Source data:
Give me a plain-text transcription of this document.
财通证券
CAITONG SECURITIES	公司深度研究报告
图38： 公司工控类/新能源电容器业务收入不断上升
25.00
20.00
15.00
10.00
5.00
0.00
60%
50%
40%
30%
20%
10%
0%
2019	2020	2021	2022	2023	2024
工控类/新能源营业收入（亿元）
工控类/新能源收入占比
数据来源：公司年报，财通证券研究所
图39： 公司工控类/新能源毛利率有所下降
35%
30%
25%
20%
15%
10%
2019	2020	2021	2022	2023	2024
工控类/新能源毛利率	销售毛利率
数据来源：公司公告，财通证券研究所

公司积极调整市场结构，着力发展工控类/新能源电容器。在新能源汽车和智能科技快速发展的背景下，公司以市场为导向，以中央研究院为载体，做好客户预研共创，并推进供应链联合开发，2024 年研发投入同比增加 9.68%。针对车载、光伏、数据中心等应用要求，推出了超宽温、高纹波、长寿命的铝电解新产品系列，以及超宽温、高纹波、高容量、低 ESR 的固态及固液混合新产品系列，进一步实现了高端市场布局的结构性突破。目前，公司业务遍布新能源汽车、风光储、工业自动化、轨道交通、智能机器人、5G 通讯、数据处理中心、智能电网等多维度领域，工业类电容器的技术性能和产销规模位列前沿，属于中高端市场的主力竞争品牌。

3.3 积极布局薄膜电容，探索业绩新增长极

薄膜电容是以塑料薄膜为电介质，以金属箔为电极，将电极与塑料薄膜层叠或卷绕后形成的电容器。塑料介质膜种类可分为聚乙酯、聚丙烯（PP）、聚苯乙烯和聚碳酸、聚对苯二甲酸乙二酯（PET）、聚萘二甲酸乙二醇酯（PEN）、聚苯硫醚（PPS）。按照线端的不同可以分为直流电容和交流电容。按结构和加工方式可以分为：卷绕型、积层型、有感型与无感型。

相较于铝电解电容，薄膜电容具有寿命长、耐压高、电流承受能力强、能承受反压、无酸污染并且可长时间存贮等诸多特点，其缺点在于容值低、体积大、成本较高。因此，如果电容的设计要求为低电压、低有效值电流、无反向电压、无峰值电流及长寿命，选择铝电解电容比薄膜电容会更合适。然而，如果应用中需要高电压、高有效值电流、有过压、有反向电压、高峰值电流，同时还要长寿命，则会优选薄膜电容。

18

- SET PROBLEM -
Print every entry exactly as it appears.

- THE REPLY -
Give me a plain-text transcription of this document.
财通证券
CAITONG SECURITIES	公司深度研究报告
图38： 公司工控类/新能源电容器业务收入不断上升
25.00
20.00
15.00
10.00
5.00
0.00
60%
50%
40%
30%
20%
10%
0%
2019	2020	2021	2022	2023	2024
工控类/新能源营业收入（亿元）
工控类/新能源收入占比
数据来源：公司年报，财通证券研究所
图39： 公司工控类/新能源毛利率有所下降
35%
30%
25%
20%
15%
10%
2019	2020	2021	2022	2023	2024
工控类/新能源毛利率	销售毛利率
数据来源：公司公告，财通证券研究所

公司积极调整市场结构，着力发展工控类/新能源电容器。在新能源汽车和智能科技快速发展的背景下，公司以市场为导向，以中央研究院为载体，做好客户预研共创，并推进供应链联合开发，2024 年研发投入同比增加 9.68%。针对车载、光伏、数据中心等应用要求，推出了超宽温、高纹波、长寿命的铝电解新产品系列，以及超宽温、高纹波、高容量、低 ESR 的固态及固液混合新产品系列，进一步实现了高端市场布局的结构性突破。目前，公司业务遍布新能源汽车、风光储、工业自动化、轨道交通、智能机器人、5G 通讯、数据处理中心、智能电网等多维度领域，工业类电容器的技术性能和产销规模位列前沿，属于中高端市场的主力竞争品牌。

3.3 积极布局薄膜电容，探索业绩新增长极

薄膜电容是以塑料薄膜为电介质，以金属箔为电极，将电极与塑料薄膜层叠或卷绕后形成的电容器。塑料介质膜种类可分为聚乙酯、聚丙烯（PP）、聚苯乙烯和聚碳酸、聚对苯二甲酸乙二酯（PET）、聚萘二甲酸乙二醇酯（PEN）、聚苯硫醚（PPS）。按照线端的不同可以分为直流电容和交流电容。按结构和加工方式可以分为：卷绕型、积层型、有感型与无感型。

相较于铝电解电容，薄膜电容具有寿命长、耐压高、电流承受能力强、能承受反压、无酸污染并且可长时间存贮等诸多特点，其缺点在于容值低、体积大、成本较高。因此，如果电容的设计要求为低电压、低有效值电流、无反向电压、无峰值电流及长寿命，选择铝电解电容比薄膜电容会更合适。然而，如果应用中需要高电压、高有效值电流、有过压、有反向电压、高峰值电流，同时还要长寿命，则会优选薄膜电容。

18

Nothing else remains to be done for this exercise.